* _Exercise goal_
Go through the lines below. Copy those with "What".
##########
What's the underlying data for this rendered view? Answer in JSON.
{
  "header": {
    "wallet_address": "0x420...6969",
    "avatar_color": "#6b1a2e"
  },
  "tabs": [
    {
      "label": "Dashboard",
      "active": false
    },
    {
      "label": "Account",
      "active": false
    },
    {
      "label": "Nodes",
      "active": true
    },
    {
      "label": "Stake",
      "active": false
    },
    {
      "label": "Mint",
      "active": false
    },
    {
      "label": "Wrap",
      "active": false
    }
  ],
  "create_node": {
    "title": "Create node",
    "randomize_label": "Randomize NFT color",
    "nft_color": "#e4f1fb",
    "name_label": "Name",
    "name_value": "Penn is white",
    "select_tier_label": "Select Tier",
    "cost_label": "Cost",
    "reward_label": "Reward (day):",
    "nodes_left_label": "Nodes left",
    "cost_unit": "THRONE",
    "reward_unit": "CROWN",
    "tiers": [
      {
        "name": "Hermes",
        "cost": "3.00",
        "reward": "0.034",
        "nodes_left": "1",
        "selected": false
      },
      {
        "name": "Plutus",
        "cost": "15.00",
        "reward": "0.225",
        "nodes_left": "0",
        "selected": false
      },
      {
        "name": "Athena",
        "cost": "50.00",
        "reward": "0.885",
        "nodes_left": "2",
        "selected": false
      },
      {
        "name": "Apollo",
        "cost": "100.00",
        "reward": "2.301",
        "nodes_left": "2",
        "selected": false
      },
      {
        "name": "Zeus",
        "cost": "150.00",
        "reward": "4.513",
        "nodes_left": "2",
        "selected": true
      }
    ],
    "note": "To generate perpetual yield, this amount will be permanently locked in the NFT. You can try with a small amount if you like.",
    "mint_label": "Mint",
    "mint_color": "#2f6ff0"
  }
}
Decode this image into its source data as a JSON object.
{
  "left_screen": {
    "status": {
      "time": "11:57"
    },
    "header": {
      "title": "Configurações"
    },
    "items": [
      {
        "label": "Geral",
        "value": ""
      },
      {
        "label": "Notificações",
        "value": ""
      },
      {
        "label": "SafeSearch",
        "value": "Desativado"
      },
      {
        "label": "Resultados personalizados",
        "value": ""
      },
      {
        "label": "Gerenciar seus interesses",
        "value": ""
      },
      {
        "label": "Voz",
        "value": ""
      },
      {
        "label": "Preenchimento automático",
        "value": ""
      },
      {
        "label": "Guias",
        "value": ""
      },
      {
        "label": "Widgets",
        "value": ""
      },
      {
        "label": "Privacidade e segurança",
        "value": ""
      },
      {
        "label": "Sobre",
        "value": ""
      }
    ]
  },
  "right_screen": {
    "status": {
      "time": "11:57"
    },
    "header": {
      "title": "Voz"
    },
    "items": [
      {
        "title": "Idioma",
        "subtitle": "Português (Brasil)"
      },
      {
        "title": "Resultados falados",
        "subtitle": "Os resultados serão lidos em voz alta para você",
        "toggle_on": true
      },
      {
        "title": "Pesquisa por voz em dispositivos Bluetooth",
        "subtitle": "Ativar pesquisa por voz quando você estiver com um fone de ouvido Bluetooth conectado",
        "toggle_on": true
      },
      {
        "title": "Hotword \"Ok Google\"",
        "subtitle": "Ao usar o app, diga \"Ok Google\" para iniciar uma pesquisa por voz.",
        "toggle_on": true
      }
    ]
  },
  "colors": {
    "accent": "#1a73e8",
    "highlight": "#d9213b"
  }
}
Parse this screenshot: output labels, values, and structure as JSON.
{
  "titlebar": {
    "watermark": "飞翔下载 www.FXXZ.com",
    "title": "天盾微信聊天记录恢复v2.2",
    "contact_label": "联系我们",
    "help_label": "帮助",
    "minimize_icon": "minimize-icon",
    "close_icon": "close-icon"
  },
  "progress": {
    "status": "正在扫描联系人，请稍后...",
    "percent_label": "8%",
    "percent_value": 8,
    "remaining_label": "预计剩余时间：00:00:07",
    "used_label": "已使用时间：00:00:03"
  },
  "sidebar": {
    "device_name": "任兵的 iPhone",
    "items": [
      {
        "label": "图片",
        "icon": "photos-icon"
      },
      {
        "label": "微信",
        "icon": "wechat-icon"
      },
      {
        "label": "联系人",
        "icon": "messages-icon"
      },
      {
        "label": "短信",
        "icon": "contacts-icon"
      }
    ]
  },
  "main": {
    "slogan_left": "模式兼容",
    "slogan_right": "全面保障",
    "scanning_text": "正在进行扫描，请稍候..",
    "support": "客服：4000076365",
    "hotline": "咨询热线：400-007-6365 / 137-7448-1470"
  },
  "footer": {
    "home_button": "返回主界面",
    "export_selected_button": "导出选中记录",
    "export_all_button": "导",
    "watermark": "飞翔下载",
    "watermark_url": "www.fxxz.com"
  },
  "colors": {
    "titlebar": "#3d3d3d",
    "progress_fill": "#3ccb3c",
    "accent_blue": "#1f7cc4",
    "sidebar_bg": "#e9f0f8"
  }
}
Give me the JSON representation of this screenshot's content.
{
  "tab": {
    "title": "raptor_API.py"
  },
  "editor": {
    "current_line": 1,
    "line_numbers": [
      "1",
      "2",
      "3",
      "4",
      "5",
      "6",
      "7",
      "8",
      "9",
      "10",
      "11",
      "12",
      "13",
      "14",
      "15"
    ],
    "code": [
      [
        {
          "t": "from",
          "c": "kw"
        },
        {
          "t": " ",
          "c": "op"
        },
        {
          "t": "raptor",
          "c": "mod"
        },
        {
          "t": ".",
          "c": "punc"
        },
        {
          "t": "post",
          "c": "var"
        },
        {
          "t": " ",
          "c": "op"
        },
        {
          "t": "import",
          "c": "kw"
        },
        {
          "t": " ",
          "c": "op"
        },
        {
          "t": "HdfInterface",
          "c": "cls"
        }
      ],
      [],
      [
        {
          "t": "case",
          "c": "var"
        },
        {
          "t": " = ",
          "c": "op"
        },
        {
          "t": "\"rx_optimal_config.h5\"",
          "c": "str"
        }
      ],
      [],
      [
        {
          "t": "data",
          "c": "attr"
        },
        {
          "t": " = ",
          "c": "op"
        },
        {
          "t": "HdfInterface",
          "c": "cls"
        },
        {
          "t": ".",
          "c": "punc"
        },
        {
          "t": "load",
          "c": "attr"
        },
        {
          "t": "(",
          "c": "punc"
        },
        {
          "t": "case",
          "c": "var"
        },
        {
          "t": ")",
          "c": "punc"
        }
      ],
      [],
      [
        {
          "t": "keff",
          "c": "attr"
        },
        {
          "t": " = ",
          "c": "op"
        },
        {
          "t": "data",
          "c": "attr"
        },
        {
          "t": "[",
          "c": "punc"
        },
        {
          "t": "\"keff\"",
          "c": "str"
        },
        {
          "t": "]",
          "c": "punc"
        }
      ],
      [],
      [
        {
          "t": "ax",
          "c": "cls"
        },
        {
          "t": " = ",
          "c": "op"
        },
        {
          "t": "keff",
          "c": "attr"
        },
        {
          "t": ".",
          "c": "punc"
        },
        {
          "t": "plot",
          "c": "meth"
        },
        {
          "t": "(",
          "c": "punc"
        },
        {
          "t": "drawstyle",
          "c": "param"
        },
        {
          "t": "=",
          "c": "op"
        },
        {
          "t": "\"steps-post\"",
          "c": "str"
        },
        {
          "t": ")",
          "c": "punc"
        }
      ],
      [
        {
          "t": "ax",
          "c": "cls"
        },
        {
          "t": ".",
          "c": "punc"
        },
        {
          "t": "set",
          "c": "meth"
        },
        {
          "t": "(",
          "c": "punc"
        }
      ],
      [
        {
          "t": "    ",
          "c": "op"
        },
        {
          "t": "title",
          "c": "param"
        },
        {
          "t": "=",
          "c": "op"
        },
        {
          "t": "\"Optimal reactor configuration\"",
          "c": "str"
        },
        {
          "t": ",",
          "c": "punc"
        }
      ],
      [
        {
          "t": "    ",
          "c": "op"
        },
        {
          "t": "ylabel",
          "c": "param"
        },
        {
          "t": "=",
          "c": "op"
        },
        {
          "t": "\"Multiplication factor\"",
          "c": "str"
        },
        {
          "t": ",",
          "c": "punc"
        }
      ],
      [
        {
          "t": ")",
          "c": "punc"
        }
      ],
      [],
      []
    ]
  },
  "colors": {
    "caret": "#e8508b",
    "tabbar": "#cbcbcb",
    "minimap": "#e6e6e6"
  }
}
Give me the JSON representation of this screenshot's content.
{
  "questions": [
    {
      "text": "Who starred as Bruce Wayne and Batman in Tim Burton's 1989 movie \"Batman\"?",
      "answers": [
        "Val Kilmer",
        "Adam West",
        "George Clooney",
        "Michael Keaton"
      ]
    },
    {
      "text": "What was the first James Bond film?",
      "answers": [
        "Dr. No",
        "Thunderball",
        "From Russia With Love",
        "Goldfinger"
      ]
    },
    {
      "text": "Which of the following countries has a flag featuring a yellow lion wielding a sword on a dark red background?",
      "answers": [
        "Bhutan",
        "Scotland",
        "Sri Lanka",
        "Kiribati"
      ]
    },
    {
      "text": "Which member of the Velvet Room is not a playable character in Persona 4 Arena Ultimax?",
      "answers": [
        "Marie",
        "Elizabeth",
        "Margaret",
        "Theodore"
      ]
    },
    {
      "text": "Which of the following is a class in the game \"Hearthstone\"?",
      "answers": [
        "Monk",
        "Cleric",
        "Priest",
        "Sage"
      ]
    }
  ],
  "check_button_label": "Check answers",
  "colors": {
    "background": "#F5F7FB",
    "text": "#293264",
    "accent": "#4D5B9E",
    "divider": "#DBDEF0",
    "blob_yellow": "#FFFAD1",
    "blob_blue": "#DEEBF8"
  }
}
##########
* _Output of the exercise_
What's the underlying data for this rendered view? Answer in JSON.
      "text": "What was the first James Bond film?",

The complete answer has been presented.